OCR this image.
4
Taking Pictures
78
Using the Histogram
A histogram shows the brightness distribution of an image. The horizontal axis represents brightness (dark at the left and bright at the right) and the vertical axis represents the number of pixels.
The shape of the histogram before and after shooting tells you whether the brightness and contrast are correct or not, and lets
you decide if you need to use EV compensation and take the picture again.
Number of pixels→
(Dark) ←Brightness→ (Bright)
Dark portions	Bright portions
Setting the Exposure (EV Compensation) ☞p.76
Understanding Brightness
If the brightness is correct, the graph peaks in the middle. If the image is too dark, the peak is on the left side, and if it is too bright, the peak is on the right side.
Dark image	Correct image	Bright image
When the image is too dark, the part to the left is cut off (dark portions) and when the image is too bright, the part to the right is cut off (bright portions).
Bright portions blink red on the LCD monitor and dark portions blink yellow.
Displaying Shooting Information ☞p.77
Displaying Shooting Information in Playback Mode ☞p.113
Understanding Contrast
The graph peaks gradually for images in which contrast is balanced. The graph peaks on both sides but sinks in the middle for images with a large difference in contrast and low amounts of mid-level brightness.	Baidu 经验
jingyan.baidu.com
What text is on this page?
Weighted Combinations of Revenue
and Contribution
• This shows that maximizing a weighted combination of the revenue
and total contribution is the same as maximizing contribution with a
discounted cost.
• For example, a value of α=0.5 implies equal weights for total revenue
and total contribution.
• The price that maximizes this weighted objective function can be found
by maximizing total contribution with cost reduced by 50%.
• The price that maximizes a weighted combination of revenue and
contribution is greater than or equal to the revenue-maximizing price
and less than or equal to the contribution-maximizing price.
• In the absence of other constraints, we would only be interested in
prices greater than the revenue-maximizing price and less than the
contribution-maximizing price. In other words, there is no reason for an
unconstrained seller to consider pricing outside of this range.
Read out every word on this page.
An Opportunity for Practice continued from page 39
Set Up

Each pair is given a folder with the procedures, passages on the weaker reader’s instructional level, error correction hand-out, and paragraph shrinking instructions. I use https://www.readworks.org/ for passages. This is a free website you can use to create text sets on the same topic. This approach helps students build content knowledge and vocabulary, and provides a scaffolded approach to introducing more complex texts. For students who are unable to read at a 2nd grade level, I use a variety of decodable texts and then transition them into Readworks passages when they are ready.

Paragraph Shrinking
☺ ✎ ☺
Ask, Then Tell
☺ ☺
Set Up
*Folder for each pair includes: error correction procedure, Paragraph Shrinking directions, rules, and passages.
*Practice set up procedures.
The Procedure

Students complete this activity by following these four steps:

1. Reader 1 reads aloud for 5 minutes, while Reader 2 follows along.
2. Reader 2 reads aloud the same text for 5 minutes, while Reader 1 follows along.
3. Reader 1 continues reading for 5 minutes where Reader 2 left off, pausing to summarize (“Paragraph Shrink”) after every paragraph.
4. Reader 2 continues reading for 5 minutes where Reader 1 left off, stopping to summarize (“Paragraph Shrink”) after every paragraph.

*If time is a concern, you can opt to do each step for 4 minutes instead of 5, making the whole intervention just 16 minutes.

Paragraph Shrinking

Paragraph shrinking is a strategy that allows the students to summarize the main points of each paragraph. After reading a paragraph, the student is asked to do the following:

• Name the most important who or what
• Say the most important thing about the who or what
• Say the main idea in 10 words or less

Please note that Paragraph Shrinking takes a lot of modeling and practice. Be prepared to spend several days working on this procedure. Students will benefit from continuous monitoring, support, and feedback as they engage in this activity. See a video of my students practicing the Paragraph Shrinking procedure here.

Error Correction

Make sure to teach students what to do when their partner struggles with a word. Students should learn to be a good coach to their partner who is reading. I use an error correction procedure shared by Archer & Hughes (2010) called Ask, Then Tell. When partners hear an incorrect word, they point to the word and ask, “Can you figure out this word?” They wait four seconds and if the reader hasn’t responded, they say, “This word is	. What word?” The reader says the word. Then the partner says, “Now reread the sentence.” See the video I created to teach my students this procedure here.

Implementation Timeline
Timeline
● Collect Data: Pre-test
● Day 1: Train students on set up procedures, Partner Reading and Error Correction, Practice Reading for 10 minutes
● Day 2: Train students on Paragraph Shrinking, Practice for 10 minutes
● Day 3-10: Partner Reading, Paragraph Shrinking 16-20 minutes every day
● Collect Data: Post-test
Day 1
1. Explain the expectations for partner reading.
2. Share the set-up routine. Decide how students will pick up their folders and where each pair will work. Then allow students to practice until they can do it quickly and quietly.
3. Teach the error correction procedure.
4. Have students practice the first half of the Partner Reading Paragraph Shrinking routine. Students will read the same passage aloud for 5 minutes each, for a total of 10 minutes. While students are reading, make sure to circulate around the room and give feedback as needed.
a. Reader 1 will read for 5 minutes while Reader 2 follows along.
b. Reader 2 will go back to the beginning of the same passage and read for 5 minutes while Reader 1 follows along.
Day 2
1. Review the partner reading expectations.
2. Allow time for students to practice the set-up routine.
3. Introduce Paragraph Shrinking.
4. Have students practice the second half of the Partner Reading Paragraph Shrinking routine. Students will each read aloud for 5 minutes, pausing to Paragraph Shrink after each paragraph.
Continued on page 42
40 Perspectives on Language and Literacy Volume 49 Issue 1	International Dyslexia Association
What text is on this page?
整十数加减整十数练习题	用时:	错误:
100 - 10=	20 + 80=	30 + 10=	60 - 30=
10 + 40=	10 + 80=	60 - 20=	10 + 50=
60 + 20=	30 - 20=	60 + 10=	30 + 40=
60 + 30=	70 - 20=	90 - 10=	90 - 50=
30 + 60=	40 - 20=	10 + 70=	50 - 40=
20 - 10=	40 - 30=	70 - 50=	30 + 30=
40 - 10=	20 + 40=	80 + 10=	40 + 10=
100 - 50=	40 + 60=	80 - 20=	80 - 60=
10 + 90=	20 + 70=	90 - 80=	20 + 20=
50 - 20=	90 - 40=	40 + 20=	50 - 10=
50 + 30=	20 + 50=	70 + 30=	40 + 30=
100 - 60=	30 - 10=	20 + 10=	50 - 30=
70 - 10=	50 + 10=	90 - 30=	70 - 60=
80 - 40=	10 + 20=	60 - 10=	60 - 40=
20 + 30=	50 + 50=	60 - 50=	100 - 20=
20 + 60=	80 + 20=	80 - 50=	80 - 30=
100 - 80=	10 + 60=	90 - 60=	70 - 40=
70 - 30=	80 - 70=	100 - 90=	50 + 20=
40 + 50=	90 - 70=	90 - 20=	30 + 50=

====

→ Directive
Every entry needs to be retyped exactly.

→ Output of the task
OCR this image.
4
Taking Pictures
78
Using the Histogram
A histogram shows the brightness distribution of an image. The horizontal axis represents brightness (dark at the left and bright at the right) and the vertical axis represents the number of pixels.
The shape of the histogram before and after shooting tells you whether the brightness and contrast are correct or not, and lets
you decide if you need to use EV compensation and take the picture again.
Number of pixels→
(Dark) ←Brightness→ (Bright)
Dark portions	Bright portions
Setting the Exposure (EV Compensation) ☞p.76
Understanding Brightness
If the brightness is correct, the graph peaks in the middle. If the image is too dark, the peak is on the left side, and if it is too bright, the peak is on the right side.
Dark image	Correct image	Bright image
When the image is too dark, the part to the left is cut off (dark portions) and when the image is too bright, the part to the right is cut off (bright portions).
Bright portions blink red on the LCD monitor and dark portions blink yellow.
Displaying Shooting Information ☞p.77
Displaying Shooting Information in Playback Mode ☞p.113
Understanding Contrast
The graph peaks gradually for images in which contrast is balanced. The graph peaks on both sides but sinks in the middle for images with a large difference in contrast and low amounts of mid-level brightness.	Baidu 经验
jingyan.baidu.com
What text is on this page?
Weighted Combinations of Revenue
and Contribution
• This shows that maximizing a weighted combination of the revenue
and total contribution is the same as maximizing contribution with a
discounted cost.
• For example, a value of α=0.5 implies equal weights for total revenue
and total contribution.
• The price that maximizes this weighted objective function can be found
by maximizing total contribution with cost reduced by 50%.
• The price that maximizes a weighted combination of revenue and
contribution is greater than or equal to the revenue-maximizing price
and less than or equal to the contribution-maximizing price.
• In the absence of other constraints, we would only be interested in
prices greater than the revenue-maximizing price and less than the
contribution-maximizing price. In other words, there is no reason for an
unconstrained seller to consider pricing outside of this range.
Read out every word on this page.
An Opportunity for Practice continued from page 39
Set Up

Each pair is given a folder with the procedures, passages on the weaker reader’s instructional level, error correction hand-out, and paragraph shrinking instructions. I use https://www.readworks.org/ for passages. This is a free website you can use to create text sets on the same topic. This approach helps students build content knowledge and vocabulary, and provides a scaffolded approach to introducing more complex texts. For students who are unable to read at a 2nd grade level, I use a variety of decodable texts and then transition them into Readworks passages when they are ready.

Paragraph Shrinking
☺ ✎ ☺
Ask, Then Tell
☺ ☺
Set Up
*Folder for each pair includes: error correction procedure, Paragraph Shrinking directions, rules, and passages.
*Practice set up procedures.
The Procedure

Students complete this activity by following these four steps:

1. Reader 1 reads aloud for 5 minutes, while Reader 2 follows along.
2. Reader 2 reads aloud the same text for 5 minutes, while Reader 1 follows along.
3. Reader 1 continues reading for 5 minutes where Reader 2 left off, pausing to summarize (“Paragraph Shrink”) after every paragraph.
4. Reader 2 continues reading for 5 minutes where Reader 1 left off, stopping to summarize (“Paragraph Shrink”) after every paragraph.

*If time is a concern, you can opt to do each step for 4 minutes instead of 5, making the whole intervention just 16 minutes.

Paragraph Shrinking

Paragraph shrinking is a strategy that allows the students to summarize the main points of each paragraph. After reading a paragraph, the student is asked to do the following:

• Name the most important who or what
• Say the most important thing about the who or what
• Say the main idea in 10 words or less

Please note that Paragraph Shrinking takes a lot of modeling and practice. Be prepared to spend several days working on this procedure. Students will benefit from continuous monitoring, support, and feedback as they engage in this activity. See a video of my students practicing the Paragraph Shrinking procedure here.

Error Correction

Make sure to teach students what to do when their partner struggles with a word. Students should learn to be a good coach to their partner who is reading. I use an error correction procedure shared by Archer & Hughes (2010) called Ask, Then Tell. When partners hear an incorrect word, they point to the word and ask, “Can you figure out this word?” They wait four seconds and if the reader hasn’t responded, they say, “This word is	. What word?” The reader says the word. Then the partner says, “Now reread the sentence.” See the video I created to teach my students this procedure here.

Implementation Timeline
Timeline
● Collect Data: Pre-test
● Day 1: Train students on set up procedures, Partner Reading and Error Correction, Practice Reading for 10 minutes
● Day 2: Train students on Paragraph Shrinking, Practice for 10 minutes
● Day 3-10: Partner Reading, Paragraph Shrinking 16-20 minutes every day
● Collect Data: Post-test
Day 1
1. Explain the expectations for partner reading.
2. Share the set-up routine. Decide how students will pick up their folders and where each pair will work. Then allow students to practice until they can do it quickly and quietly.
3. Teach the error correction procedure.
4. Have students practice the first half of the Partner Reading Paragraph Shrinking routine. Students will read the same passage aloud for 5 minutes each, for a total of 10 minutes. While students are reading, make sure to circulate around the room and give feedback as needed.
a. Reader 1 will read for 5 minutes while Reader 2 follows along.
b. Reader 2 will go back to the beginning of the same passage and read for 5 minutes while Reader 1 follows along.
Day 2
1. Review the partner reading expectations.
2. Allow time for students to practice the set-up routine.
3. Introduce Paragraph Shrinking.
4. Have students practice the second half of the Partner Reading Paragraph Shrinking routine. Students will each read aloud for 5 minutes, pausing to Paragraph Shrink after each paragraph.
Continued on page 42
40 Perspectives on Language and Literacy Volume 49 Issue 1	International Dyslexia Association
What text is on this page?
整十数加减整十数练习题	用时:	错误:
100 - 10=	20 + 80=	30 + 10=	60 - 30=
10 + 40=	10 + 80=	60 - 20=	10 + 50=
60 + 20=	30 - 20=	60 + 10=	30 + 40=
60 + 30=	70 - 20=	90 - 10=	90 - 50=
30 + 60=	40 - 20=	10 + 70=	50 - 40=
20 - 10=	40 - 30=	70 - 50=	30 + 30=
40 - 10=	20 + 40=	80 + 10=	40 + 10=
100 - 50=	40 + 60=	80 - 20=	80 - 60=
10 + 90=	20 + 70=	90 - 80=	20 + 20=
50 - 20=	90 - 40=	40 + 20=	50 - 10=
50 + 30=	20 + 50=	70 + 30=	40 + 30=
100 - 60=	30 - 10=	20 + 10=	50 - 30=
70 - 10=	50 + 10=	90 - 30=	70 - 60=
80 - 40=	10 + 20=	60 - 10=	60 - 40=
20 + 30=	50 + 50=	60 - 50=	100 - 20=
20 + 60=	80 + 20=	80 - 50=	80 - 30=
100 - 80=	10 + 60=	90 - 60=	70 - 40=
70 - 30=	80 - 70=	100 - 90=	50 + 20=
40 + 50=	90 - 70=	90 - 20=	30 + 50=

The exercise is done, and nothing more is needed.